- Aim
Copy out all the records exactly.

Collection entries
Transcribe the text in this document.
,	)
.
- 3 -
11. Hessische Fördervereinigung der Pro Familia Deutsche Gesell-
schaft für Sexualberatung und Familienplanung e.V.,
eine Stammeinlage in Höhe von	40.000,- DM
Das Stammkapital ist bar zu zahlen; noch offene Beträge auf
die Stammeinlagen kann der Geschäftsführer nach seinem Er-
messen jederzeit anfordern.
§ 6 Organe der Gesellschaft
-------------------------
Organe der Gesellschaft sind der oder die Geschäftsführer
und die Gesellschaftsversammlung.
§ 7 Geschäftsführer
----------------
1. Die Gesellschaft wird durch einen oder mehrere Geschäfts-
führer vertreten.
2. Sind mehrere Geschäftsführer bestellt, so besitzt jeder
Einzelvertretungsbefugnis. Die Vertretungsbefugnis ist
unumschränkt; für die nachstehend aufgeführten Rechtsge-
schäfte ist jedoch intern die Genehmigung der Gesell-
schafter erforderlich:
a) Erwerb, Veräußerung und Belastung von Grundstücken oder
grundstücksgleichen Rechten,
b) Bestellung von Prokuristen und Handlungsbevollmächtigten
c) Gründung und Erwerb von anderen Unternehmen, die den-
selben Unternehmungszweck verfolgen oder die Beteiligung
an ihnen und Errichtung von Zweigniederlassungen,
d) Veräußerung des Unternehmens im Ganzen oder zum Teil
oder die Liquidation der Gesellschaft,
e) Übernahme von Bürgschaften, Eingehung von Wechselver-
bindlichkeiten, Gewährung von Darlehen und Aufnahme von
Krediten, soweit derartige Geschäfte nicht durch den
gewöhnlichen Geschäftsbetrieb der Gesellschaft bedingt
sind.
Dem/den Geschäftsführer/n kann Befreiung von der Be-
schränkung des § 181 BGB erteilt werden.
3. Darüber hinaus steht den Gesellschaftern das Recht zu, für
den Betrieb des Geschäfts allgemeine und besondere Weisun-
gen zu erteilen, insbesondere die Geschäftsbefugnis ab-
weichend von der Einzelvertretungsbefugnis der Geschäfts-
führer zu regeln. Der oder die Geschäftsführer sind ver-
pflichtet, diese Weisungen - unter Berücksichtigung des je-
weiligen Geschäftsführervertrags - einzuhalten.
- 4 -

- Full answer
Transcribe the text in this document.
,	)
.
- 3 -
11. Hessische Fördervereinigung der Pro Familia Deutsche Gesell-
schaft für Sexualberatung und Familienplanung e.V.,
eine Stammeinlage in Höhe von	40.000,- DM
Das Stammkapital ist bar zu zahlen; noch offene Beträge auf
die Stammeinlagen kann der Geschäftsführer nach seinem Er-
messen jederzeit anfordern.
§ 6 Organe der Gesellschaft
-------------------------
Organe der Gesellschaft sind der oder die Geschäftsführer
und die Gesellschaftsversammlung.
§ 7 Geschäftsführer
----------------
1. Die Gesellschaft wird durch einen oder mehrere Geschäfts-
führer vertreten.
2. Sind mehrere Geschäftsführer bestellt, so besitzt jeder
Einzelvertretungsbefugnis. Die Vertretungsbefugnis ist
unumschränkt; für die nachstehend aufgeführten Rechtsge-
schäfte ist jedoch intern die Genehmigung der Gesell-
schafter erforderlich:
a) Erwerb, Veräußerung und Belastung von Grundstücken oder
grundstücksgleichen Rechten,
b) Bestellung von Prokuristen und Handlungsbevollmächtigten
c) Gründung und Erwerb von anderen Unternehmen, die den-
selben Unternehmungszweck verfolgen oder die Beteiligung
an ihnen und Errichtung von Zweigniederlassungen,
d) Veräußerung des Unternehmens im Ganzen oder zum Teil
oder die Liquidation der Gesellschaft,
e) Übernahme von Bürgschaften, Eingehung von Wechselver-
bindlichkeiten, Gewährung von Darlehen und Aufnahme von
Krediten, soweit derartige Geschäfte nicht durch den
gewöhnlichen Geschäftsbetrieb der Gesellschaft bedingt
sind.
Dem/den Geschäftsführer/n kann Befreiung von der Be-
schränkung des § 181 BGB erteilt werden.
3. Darüber hinaus steht den Gesellschaftern das Recht zu, für
den Betrieb des Geschäfts allgemeine und besondere Weisun-
gen zu erteilen, insbesondere die Geschäftsbefugnis ab-
weichend von der Einzelvertretungsbefugnis der Geschäfts-
führer zu regeln. Der oder die Geschäftsführer sind ver-
pflichtet, diese Weisungen - unter Berücksichtigung des je-
weiligen Geschäftsführervertrags - einzuhalten.
- 4 -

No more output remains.